■ **Request**:
Copy out each line in the material below that has the word "value".

■ **Extracted information**:
╭──
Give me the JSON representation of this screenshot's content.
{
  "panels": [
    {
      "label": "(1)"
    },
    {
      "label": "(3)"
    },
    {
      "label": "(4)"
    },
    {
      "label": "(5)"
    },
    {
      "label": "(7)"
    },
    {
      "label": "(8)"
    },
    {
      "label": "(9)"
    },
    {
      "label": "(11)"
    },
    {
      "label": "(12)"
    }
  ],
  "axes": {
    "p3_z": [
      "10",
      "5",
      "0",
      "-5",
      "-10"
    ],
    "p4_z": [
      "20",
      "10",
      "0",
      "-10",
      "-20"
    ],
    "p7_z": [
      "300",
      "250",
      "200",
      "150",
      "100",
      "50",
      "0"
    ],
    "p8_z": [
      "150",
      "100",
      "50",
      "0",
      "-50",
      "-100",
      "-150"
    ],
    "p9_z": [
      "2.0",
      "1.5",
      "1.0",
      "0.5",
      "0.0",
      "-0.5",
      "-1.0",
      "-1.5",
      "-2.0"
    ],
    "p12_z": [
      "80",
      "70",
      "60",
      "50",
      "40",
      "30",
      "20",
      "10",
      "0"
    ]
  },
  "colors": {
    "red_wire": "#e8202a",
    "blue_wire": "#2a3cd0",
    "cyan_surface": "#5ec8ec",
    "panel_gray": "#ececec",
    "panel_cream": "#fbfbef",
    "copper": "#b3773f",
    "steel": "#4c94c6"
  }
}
╰──
╭──
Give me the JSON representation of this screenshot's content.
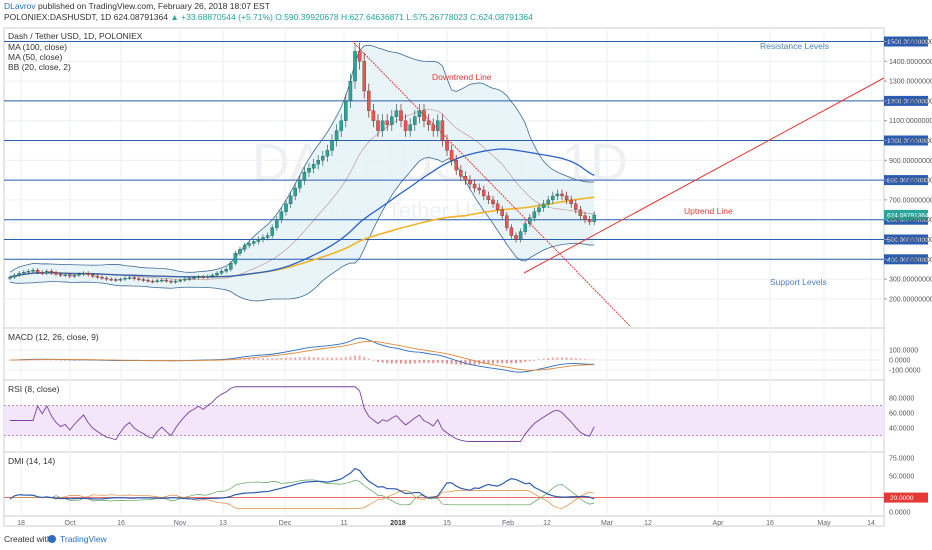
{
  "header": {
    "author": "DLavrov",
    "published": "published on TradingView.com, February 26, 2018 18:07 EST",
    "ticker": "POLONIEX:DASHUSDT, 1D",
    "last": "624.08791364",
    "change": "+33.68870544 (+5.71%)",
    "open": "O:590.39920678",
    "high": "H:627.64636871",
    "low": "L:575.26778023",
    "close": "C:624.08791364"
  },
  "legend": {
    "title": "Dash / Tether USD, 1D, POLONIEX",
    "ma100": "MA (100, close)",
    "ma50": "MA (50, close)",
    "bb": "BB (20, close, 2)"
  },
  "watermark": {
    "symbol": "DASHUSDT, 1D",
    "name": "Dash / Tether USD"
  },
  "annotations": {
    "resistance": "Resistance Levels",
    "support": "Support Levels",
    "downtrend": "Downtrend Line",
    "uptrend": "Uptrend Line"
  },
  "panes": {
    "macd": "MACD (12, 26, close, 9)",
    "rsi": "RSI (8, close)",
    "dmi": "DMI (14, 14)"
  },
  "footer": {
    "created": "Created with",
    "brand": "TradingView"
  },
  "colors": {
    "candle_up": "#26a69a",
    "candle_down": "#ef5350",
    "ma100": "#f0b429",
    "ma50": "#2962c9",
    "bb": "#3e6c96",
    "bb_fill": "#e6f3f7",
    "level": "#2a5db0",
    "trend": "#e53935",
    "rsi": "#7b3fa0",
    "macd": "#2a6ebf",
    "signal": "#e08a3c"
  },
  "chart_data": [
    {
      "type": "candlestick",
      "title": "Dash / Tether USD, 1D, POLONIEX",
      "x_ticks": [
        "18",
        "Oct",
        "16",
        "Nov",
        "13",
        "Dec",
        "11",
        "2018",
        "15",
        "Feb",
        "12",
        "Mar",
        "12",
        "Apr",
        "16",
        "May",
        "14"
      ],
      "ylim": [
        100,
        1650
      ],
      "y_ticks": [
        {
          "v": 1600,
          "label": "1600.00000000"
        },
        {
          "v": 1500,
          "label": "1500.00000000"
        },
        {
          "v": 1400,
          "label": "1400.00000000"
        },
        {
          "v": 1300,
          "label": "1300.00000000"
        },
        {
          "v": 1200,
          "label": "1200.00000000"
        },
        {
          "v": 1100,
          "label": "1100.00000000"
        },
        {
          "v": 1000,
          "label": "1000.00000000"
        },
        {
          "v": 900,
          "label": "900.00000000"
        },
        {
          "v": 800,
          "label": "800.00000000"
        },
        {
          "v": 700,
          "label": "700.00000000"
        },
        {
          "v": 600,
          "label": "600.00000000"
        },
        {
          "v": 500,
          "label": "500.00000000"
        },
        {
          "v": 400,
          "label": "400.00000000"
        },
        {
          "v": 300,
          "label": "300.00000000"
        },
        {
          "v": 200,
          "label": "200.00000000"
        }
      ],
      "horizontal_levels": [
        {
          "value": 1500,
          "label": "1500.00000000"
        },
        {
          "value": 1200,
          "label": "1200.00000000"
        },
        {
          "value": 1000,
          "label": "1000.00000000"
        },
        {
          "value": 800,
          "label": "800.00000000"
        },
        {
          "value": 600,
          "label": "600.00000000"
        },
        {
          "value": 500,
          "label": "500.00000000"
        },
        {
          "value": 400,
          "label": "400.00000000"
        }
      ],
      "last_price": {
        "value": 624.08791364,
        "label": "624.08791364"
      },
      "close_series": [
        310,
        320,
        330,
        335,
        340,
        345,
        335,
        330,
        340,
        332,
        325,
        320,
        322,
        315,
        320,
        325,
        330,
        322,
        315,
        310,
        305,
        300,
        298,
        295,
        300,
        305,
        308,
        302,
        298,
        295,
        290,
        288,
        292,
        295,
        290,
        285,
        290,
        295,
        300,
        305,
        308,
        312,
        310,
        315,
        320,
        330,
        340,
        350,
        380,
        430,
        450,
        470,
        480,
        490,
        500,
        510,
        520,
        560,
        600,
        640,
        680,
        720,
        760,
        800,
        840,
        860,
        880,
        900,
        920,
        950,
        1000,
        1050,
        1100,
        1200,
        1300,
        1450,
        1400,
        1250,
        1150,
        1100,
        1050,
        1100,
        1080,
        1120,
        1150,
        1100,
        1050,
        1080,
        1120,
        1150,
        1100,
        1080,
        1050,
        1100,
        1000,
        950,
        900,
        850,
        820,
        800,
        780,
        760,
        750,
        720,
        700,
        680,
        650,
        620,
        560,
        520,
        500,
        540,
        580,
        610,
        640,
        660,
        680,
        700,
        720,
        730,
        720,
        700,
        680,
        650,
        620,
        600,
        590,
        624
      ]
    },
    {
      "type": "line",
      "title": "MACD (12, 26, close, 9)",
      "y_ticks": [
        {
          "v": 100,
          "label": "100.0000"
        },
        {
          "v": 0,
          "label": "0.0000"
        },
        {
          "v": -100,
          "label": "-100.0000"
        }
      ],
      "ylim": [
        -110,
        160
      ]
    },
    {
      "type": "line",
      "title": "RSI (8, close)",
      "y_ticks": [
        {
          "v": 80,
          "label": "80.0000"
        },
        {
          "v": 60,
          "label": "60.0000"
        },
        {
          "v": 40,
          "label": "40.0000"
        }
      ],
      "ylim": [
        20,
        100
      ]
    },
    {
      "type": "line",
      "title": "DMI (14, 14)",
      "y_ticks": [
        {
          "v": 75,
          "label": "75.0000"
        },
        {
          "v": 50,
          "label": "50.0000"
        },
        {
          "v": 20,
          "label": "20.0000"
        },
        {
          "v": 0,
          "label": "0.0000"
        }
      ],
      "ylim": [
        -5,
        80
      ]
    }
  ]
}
╰──
■ **Task answer**:
          "value": 1500,
          "value": 1200,
          "value": 1000,
          "value": 800,
          "value": 600,
          "value": 500,
          "value": 400,
        "value": 624.08791364,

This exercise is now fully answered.